** start of DATA FOR THIS EXERCISE **

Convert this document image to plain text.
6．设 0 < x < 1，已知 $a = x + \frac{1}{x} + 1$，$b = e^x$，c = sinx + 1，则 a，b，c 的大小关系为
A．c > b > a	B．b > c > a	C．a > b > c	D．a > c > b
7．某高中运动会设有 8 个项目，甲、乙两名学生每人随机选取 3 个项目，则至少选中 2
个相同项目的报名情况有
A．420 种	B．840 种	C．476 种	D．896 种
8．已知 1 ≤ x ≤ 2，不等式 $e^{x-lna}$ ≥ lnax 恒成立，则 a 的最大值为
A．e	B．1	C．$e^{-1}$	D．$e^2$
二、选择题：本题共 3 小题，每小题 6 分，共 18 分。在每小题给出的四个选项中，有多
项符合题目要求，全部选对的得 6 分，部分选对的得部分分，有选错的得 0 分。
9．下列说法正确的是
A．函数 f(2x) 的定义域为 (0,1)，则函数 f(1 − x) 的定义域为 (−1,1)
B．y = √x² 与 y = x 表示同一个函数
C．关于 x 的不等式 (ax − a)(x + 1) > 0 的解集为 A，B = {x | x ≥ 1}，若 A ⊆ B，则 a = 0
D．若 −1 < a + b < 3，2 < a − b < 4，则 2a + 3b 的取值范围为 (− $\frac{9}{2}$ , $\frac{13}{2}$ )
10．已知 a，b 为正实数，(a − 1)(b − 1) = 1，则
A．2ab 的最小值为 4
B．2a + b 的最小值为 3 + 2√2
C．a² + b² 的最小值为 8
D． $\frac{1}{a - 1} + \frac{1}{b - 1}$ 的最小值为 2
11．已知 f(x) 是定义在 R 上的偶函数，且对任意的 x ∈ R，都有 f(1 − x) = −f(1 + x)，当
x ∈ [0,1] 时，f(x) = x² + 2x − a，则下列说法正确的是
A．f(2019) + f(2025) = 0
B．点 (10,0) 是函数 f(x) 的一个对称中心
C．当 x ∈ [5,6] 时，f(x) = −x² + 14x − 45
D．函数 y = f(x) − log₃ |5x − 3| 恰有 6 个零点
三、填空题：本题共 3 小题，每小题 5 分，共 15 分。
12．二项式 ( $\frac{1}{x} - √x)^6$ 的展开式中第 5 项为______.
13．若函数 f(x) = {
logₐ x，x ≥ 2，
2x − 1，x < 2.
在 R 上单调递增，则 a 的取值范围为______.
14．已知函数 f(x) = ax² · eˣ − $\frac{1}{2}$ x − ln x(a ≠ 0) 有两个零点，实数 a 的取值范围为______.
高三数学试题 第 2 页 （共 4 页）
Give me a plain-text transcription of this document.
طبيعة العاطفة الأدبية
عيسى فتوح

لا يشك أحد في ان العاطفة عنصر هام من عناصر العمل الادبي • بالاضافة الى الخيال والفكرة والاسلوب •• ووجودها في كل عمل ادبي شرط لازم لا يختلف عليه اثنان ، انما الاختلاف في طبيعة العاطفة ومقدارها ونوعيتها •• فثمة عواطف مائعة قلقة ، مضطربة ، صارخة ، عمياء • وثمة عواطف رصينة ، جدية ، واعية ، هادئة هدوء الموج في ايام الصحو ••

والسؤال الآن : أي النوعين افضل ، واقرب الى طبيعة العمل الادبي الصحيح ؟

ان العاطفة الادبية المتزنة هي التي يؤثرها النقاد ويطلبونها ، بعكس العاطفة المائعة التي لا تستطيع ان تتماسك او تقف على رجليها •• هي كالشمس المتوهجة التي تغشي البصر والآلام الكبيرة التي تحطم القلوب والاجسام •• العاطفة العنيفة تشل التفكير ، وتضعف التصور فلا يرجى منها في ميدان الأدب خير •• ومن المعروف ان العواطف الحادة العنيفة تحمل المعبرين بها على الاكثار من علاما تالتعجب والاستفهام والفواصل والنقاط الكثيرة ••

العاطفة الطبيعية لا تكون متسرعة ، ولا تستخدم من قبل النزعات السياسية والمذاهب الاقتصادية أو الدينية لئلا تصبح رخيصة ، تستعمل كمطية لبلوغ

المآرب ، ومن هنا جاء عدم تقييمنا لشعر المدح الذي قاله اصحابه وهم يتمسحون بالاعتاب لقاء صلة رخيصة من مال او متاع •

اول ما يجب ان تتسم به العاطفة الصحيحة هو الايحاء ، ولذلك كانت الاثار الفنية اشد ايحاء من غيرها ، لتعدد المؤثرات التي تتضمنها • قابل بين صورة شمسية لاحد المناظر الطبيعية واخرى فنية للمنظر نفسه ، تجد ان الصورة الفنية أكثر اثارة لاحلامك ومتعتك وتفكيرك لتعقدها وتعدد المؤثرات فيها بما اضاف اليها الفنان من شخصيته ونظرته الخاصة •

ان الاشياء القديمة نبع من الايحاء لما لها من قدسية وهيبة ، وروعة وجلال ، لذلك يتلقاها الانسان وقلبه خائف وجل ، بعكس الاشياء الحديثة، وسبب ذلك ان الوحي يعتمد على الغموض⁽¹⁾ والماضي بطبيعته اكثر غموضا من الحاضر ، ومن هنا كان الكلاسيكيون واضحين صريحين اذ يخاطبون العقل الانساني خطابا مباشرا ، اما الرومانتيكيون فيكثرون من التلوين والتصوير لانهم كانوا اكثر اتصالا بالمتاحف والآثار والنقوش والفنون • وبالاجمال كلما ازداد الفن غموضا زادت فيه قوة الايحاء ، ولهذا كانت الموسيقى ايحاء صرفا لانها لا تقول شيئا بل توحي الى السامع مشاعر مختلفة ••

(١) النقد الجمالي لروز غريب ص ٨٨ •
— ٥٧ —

** end of DATA FOR THIS EXERCISE **

AIM OF THE TASK: Transcribe the full listing above without leaving anything out.

EXERCISE RESULT:
Convert this document image to plain text.
6．设 0 < x < 1，已知 $a = x + \frac{1}{x} + 1$，$b = e^x$，c = sinx + 1，则 a，b，c 的大小关系为
A．c > b > a	B．b > c > a	C．a > b > c	D．a > c > b
7．某高中运动会设有 8 个项目，甲、乙两名学生每人随机选取 3 个项目，则至少选中 2
个相同项目的报名情况有
A．420 种	B．840 种	C．476 种	D．896 种
8．已知 1 ≤ x ≤ 2，不等式 $e^{x-lna}$ ≥ lnax 恒成立，则 a 的最大值为
A．e	B．1	C．$e^{-1}$	D．$e^2$
二、选择题：本题共 3 小题，每小题 6 分，共 18 分。在每小题给出的四个选项中，有多
项符合题目要求，全部选对的得 6 分，部分选对的得部分分，有选错的得 0 分。
9．下列说法正确的是
A．函数 f(2x) 的定义域为 (0,1)，则函数 f(1 − x) 的定义域为 (−1,1)
B．y = √x² 与 y = x 表示同一个函数
C．关于 x 的不等式 (ax − a)(x + 1) > 0 的解集为 A，B = {x | x ≥ 1}，若 A ⊆ B，则 a = 0
D．若 −1 < a + b < 3，2 < a − b < 4，则 2a + 3b 的取值范围为 (− $\frac{9}{2}$ , $\frac{13}{2}$ )
10．已知 a，b 为正实数，(a − 1)(b − 1) = 1，则
A．2ab 的最小值为 4
B．2a + b 的最小值为 3 + 2√2
C．a² + b² 的最小值为 8
D． $\frac{1}{a - 1} + \frac{1}{b - 1}$ 的最小值为 2
11．已知 f(x) 是定义在 R 上的偶函数，且对任意的 x ∈ R，都有 f(1 − x) = −f(1 + x)，当
x ∈ [0,1] 时，f(x) = x² + 2x − a，则下列说法正确的是
A．f(2019) + f(2025) = 0
B．点 (10,0) 是函数 f(x) 的一个对称中心
C．当 x ∈ [5,6] 时，f(x) = −x² + 14x − 45
D．函数 y = f(x) − log₃ |5x − 3| 恰有 6 个零点
三、填空题：本题共 3 小题，每小题 5 分，共 15 分。
12．二项式 ( $\frac{1}{x} - √x)^6$ 的展开式中第 5 项为______.
13．若函数 f(x) = {
logₐ x，x ≥ 2，
2x − 1，x < 2.
在 R 上单调递增，则 a 的取值范围为______.
14．已知函数 f(x) = ax² · eˣ − $\frac{1}{2}$ x − ln x(a ≠ 0) 有两个零点，实数 a 的取值范围为______.
高三数学试题 第 2 页 （共 4 页）
Give me a plain-text transcription of this document.
طبيعة العاطفة الأدبية
عيسى فتوح

لا يشك أحد في ان العاطفة عنصر هام من عناصر العمل الادبي • بالاضافة الى الخيال والفكرة والاسلوب •• ووجودها في كل عمل ادبي شرط لازم لا يختلف عليه اثنان ، انما الاختلاف في طبيعة العاطفة ومقدارها ونوعيتها •• فثمة عواطف مائعة قلقة ، مضطربة ، صارخة ، عمياء • وثمة عواطف رصينة ، جدية ، واعية ، هادئة هدوء الموج في ايام الصحو ••

والسؤال الآن : أي النوعين افضل ، واقرب الى طبيعة العمل الادبي الصحيح ؟

ان العاطفة الادبية المتزنة هي التي يؤثرها النقاد ويطلبونها ، بعكس العاطفة المائعة التي لا تستطيع ان تتماسك او تقف على رجليها •• هي كالشمس المتوهجة التي تغشي البصر والآلام الكبيرة التي تحطم القلوب والاجسام •• العاطفة العنيفة تشل التفكير ، وتضعف التصور فلا يرجى منها في ميدان الأدب خير •• ومن المعروف ان العواطف الحادة العنيفة تحمل المعبرين بها على الاكثار من علاما تالتعجب والاستفهام والفواصل والنقاط الكثيرة ••

العاطفة الطبيعية لا تكون متسرعة ، ولا تستخدم من قبل النزعات السياسية والمذاهب الاقتصادية أو الدينية لئلا تصبح رخيصة ، تستعمل كمطية لبلوغ

المآرب ، ومن هنا جاء عدم تقييمنا لشعر المدح الذي قاله اصحابه وهم يتمسحون بالاعتاب لقاء صلة رخيصة من مال او متاع •

اول ما يجب ان تتسم به العاطفة الصحيحة هو الايحاء ، ولذلك كانت الاثار الفنية اشد ايحاء من غيرها ، لتعدد المؤثرات التي تتضمنها • قابل بين صورة شمسية لاحد المناظر الطبيعية واخرى فنية للمنظر نفسه ، تجد ان الصورة الفنية أكثر اثارة لاحلامك ومتعتك وتفكيرك لتعقدها وتعدد المؤثرات فيها بما اضاف اليها الفنان من شخصيته ونظرته الخاصة •

ان الاشياء القديمة نبع من الايحاء لما لها من قدسية وهيبة ، وروعة وجلال ، لذلك يتلقاها الانسان وقلبه خائف وجل ، بعكس الاشياء الحديثة، وسبب ذلك ان الوحي يعتمد على الغموض⁽¹⁾ والماضي بطبيعته اكثر غموضا من الحاضر ، ومن هنا كان الكلاسيكيون واضحين صريحين اذ يخاطبون العقل الانساني خطابا مباشرا ، اما الرومانتيكيون فيكثرون من التلوين والتصوير لانهم كانوا اكثر اتصالا بالمتاحف والآثار والنقوش والفنون • وبالاجمال كلما ازداد الفن غموضا زادت فيه قوة الايحاء ، ولهذا كانت الموسيقى ايحاء صرفا لانها لا تقول شيئا بل توحي الى السامع مشاعر مختلفة ••

(١) النقد الجمالي لروز غريب ص ٨٨ •
— ٥٧ —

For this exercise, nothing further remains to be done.